Would it be possible to write out each entry below exactly, without the pictures?

(Stored data entries)

┄┄┄┄┄┄┄┄┄┄

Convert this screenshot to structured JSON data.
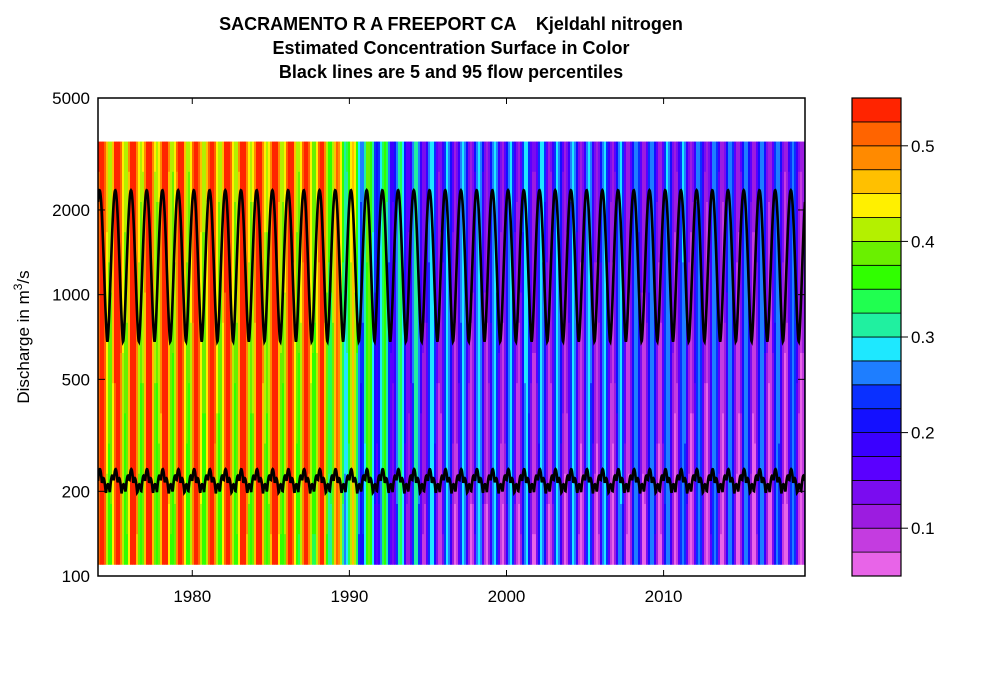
{
  "chart_data": {
    "type": "heatmap",
    "title_lines": [
      "SACRAMENTO R A FREEPORT CA    Kjeldahl nitrogen",
      "Estimated Concentration Surface in Color",
      "Black lines are 5 and 95 flow percentiles"
    ],
    "ylabel_main": "Discharge in m",
    "ylabel_sup": "3",
    "ylabel_tail": "/s",
    "x_range": [
      1974,
      2019
    ],
    "y_range": [
      100,
      5000
    ],
    "y_scale": "log",
    "x_ticks": [
      1980,
      1990,
      2000,
      2010
    ],
    "y_ticks": [
      100,
      200,
      500,
      1000,
      2000,
      5000
    ],
    "surface_q_range": [
      110,
      3500
    ],
    "period_trend": [
      {
        "year": 1974,
        "value": 0.48
      },
      {
        "year": 1980,
        "value": 0.47
      },
      {
        "year": 1985,
        "value": 0.48
      },
      {
        "year": 1988,
        "value": 0.46
      },
      {
        "year": 1989.5,
        "value": 0.4
      },
      {
        "year": 1991,
        "value": 0.31
      },
      {
        "year": 1993,
        "value": 0.24
      },
      {
        "year": 1996,
        "value": 0.19
      },
      {
        "year": 2000,
        "value": 0.19
      },
      {
        "year": 2010,
        "value": 0.18
      },
      {
        "year": 2019,
        "value": 0.17
      }
    ],
    "seasonal_amplitude": 0.11,
    "p95_flow": {
      "min": 680,
      "max": 2350
    },
    "p5_flow": {
      "min": 195,
      "max": 240
    },
    "colorbar": {
      "levels": [
        0.05,
        0.075,
        0.1,
        0.125,
        0.15,
        0.175,
        0.2,
        0.225,
        0.25,
        0.275,
        0.3,
        0.325,
        0.35,
        0.375,
        0.4,
        0.425,
        0.45,
        0.475,
        0.5,
        0.525,
        0.55
      ],
      "colors": [
        "#E864E8",
        "#C43CE0",
        "#9C1CE0",
        "#7A0CF0",
        "#5A00FF",
        "#3A00FF",
        "#1410FF",
        "#0A30FF",
        "#1E7EFF",
        "#1EE8FF",
        "#20F0A0",
        "#20FF50",
        "#30FF00",
        "#6AF000",
        "#B4F000",
        "#FFF000",
        "#FFC000",
        "#FF8A00",
        "#FF6400",
        "#FF2400"
      ],
      "tick_labels": [
        "0.1",
        "0.2",
        "0.3",
        "0.4",
        "0.5"
      ],
      "tick_values": [
        0.1,
        0.2,
        0.3,
        0.4,
        0.5
      ]
    }
  }
}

┄┄┄┄┄┄┄┄┄┄

=== OUTPUT OF THE TASK ===
Convert this screenshot to structured JSON data.
{
  "chart_data": {
    "type": "heatmap",
    "title_lines": [
      "SACRAMENTO R A FREEPORT CA    Kjeldahl nitrogen",
      "Estimated Concentration Surface in Color",
      "Black lines are 5 and 95 flow percentiles"
    ],
    "ylabel_main": "Discharge in m",
    "ylabel_sup": "3",
    "ylabel_tail": "/s",
    "x_range": [
      1974,
      2019
    ],
    "y_range": [
      100,
      5000
    ],
    "y_scale": "log",
    "x_ticks": [
      1980,
      1990,
      2000,
      2010
    ],
    "y_ticks": [
      100,
      200,
      500,
      1000,
      2000,
      5000
    ],
    "surface_q_range": [
      110,
      3500
    ],
    "period_trend": [
      {
        "year": 1974,
        "value": 0.48
      },
      {
        "year": 1980,
        "value": 0.47
      },
      {
        "year": 1985,
        "value": 0.48
      },
      {
        "year": 1988,
        "value": 0.46
      },
      {
        "year": 1989.5,
        "value": 0.4
      },
      {
        "year": 1991,
        "value": 0.31
      },
      {
        "year": 1993,
        "value": 0.24
      },
      {
        "year": 1996,
        "value": 0.19
      },
      {
        "year": 2000,
        "value": 0.19
      },
      {
        "year": 2010,
        "value": 0.18
      },
      {
        "year": 2019,
        "value": 0.17
      }
    ],
    "seasonal_amplitude": 0.11,
    "p95_flow": {
      "min": 680,
      "max": 2350
    },
    "p5_flow": {
      "min": 195,
      "max": 240
    },
    "colorbar": {
      "levels": [
        0.05,
        0.075,
        0.1,
        0.125,
        0.15,
        0.175,
        0.2,
        0.225,
        0.25,
        0.275,
        0.3,
        0.325,
        0.35,
        0.375,
        0.4,
        0.425,
        0.45,
        0.475,
        0.5,
        0.525,
        0.55
      ],
      "colors": [
        "#E864E8",
        "#C43CE0",
        "#9C1CE0",
        "#7A0CF0",
        "#5A00FF",
        "#3A00FF",
        "#1410FF",
        "#0A30FF",
        "#1E7EFF",
        "#1EE8FF",
        "#20F0A0",
        "#20FF50",
        "#30FF00",
        "#6AF000",
        "#B4F000",
        "#FFF000",
        "#FFC000",
        "#FF8A00",
        "#FF6400",
        "#FF2400"
      ],
      "tick_labels": [
        "0.1",
        "0.2",
        "0.3",
        "0.4",
        "0.5"
      ],
      "tick_values": [
        0.1,
        0.2,
        0.3,
        0.4,
        0.5
      ]
    }
  }
}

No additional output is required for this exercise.